* [Aim] Reproduce all of the data word for word.

* [Provided information]
## BEGIN
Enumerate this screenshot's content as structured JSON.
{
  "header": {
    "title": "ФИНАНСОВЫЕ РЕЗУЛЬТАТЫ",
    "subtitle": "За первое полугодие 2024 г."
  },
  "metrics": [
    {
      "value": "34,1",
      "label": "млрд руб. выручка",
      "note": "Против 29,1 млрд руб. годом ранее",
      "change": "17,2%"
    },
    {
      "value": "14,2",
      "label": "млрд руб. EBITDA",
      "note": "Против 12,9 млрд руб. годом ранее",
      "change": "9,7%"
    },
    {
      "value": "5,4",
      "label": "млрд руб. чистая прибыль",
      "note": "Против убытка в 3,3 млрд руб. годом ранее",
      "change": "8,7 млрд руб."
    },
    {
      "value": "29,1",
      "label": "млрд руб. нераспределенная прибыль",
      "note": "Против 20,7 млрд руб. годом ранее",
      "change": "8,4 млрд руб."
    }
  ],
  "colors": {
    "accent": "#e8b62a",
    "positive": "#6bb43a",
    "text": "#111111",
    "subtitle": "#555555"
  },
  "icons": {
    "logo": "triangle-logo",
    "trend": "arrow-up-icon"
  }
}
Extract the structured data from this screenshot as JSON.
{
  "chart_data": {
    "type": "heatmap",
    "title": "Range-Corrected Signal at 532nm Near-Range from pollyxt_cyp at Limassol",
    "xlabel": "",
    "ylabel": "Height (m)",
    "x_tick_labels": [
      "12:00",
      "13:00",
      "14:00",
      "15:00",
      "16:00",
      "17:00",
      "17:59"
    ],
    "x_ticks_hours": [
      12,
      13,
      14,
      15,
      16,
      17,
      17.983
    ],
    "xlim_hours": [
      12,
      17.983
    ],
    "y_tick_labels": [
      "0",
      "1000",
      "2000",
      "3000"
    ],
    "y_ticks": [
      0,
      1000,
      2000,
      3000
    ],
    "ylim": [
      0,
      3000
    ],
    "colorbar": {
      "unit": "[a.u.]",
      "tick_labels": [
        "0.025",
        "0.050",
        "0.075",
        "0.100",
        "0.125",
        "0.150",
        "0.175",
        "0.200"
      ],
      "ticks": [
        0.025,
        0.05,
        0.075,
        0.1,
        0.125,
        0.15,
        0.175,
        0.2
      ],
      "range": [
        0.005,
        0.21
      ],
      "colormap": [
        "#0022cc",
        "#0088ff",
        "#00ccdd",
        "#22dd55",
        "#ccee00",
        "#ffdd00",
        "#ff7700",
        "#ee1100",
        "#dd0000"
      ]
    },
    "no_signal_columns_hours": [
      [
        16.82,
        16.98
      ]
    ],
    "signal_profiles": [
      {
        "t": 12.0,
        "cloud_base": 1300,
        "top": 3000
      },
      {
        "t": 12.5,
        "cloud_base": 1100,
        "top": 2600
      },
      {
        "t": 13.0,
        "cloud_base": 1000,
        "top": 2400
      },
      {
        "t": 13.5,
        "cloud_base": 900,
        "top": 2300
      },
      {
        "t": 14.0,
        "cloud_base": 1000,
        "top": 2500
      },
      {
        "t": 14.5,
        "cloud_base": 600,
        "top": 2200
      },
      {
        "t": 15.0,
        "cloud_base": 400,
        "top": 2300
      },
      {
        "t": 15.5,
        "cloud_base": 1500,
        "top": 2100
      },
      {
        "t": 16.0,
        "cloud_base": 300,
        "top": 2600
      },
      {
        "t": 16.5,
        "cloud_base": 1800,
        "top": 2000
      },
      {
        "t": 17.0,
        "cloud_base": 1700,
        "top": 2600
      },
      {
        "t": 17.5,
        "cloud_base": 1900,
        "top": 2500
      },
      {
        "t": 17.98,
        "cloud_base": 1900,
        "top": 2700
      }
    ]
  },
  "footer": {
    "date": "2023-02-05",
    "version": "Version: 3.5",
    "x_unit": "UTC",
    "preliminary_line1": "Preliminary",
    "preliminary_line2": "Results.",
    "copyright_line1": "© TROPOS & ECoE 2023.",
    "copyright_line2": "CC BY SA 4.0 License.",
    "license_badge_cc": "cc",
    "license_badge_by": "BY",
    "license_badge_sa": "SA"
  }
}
## END
* [Finished task]
Enumerate this screenshot's content as structured JSON.
{
  "header": {
    "title": "ФИНАНСОВЫЕ РЕЗУЛЬТАТЫ",
    "subtitle": "За первое полугодие 2024 г."
  },
  "metrics": [
    {
      "value": "34,1",
      "label": "млрд руб. выручка",
      "note": "Против 29,1 млрд руб. годом ранее",
      "change": "17,2%"
    },
    {
      "value": "14,2",
      "label": "млрд руб. EBITDA",
      "note": "Против 12,9 млрд руб. годом ранее",
      "change": "9,7%"
    },
    {
      "value": "5,4",
      "label": "млрд руб. чистая прибыль",
      "note": "Против убытка в 3,3 млрд руб. годом ранее",
      "change": "8,7 млрд руб."
    },
    {
      "value": "29,1",
      "label": "млрд руб. нераспределенная прибыль",
      "note": "Против 20,7 млрд руб. годом ранее",
      "change": "8,4 млрд руб."
    }
  ],
  "colors": {
    "accent": "#e8b62a",
    "positive": "#6bb43a",
    "text": "#111111",
    "subtitle": "#555555"
  },
  "icons": {
    "logo": "triangle-logo",
    "trend": "arrow-up-icon"
  }
}
Extract the structured data from this screenshot as JSON.
{
  "chart_data": {
    "type": "heatmap",
    "title": "Range-Corrected Signal at 532nm Near-Range from pollyxt_cyp at Limassol",
    "xlabel": "",
    "ylabel": "Height (m)",
    "x_tick_labels": [
      "12:00",
      "13:00",
      "14:00",
      "15:00",
      "16:00",
      "17:00",
      "17:59"
    ],
    "x_ticks_hours": [
      12,
      13,
      14,
      15,
      16,
      17,
      17.983
    ],
    "xlim_hours": [
      12,
      17.983
    ],
    "y_tick_labels": [
      "0",
      "1000",
      "2000",
      "3000"
    ],
    "y_ticks": [
      0,
      1000,
      2000,
      3000
    ],
    "ylim": [
      0,
      3000
    ],
    "colorbar": {
      "unit": "[a.u.]",
      "tick_labels": [
        "0.025",
        "0.050",
        "0.075",
        "0.100",
        "0.125",
        "0.150",
        "0.175",
        "0.200"
      ],
      "ticks": [
        0.025,
        0.05,
        0.075,
        0.1,
        0.125,
        0.15,
        0.175,
        0.2
      ],
      "range": [
        0.005,
        0.21
      ],
      "colormap": [
        "#0022cc",
        "#0088ff",
        "#00ccdd",
        "#22dd55",
        "#ccee00",
        "#ffdd00",
        "#ff7700",
        "#ee1100",
        "#dd0000"
      ]
    },
    "no_signal_columns_hours": [
      [
        16.82,
        16.98
      ]
    ],
    "signal_profiles": [
      {
        "t": 12.0,
        "cloud_base": 1300,
        "top": 3000
      },
      {
        "t": 12.5,
        "cloud_base": 1100,
        "top": 2600
      },
      {
        "t": 13.0,
        "cloud_base": 1000,
        "top": 2400
      },
      {
        "t": 13.5,
        "cloud_base": 900,
        "top": 2300
      },
      {
        "t": 14.0,
        "cloud_base": 1000,
        "top": 2500
      },
      {
        "t": 14.5,
        "cloud_base": 600,
        "top": 2200
      },
      {
        "t": 15.0,
        "cloud_base": 400,
        "top": 2300
      },
      {
        "t": 15.5,
        "cloud_base": 1500,
        "top": 2100
      },
      {
        "t": 16.0,
        "cloud_base": 300,
        "top": 2600
      },
      {
        "t": 16.5,
        "cloud_base": 1800,
        "top": 2000
      },
      {
        "t": 17.0,
        "cloud_base": 1700,
        "top": 2600
      },
      {
        "t": 17.5,
        "cloud_base": 1900,
        "top": 2500
      },
      {
        "t": 17.98,
        "cloud_base": 1900,
        "top": 2700
      }
    ]
  },
  "footer": {
    "date": "2023-02-05",
    "version": "Version: 3.5",
    "x_unit": "UTC",
    "preliminary_line1": "Preliminary",
    "preliminary_line2": "Results.",
    "copyright_line1": "© TROPOS & ECoE 2023.",
    "copyright_line2": "CC BY SA 4.0 License.",
    "license_badge_cc": "cc",
    "license_badge_by": "BY",
    "license_badge_sa": "SA"
  }
}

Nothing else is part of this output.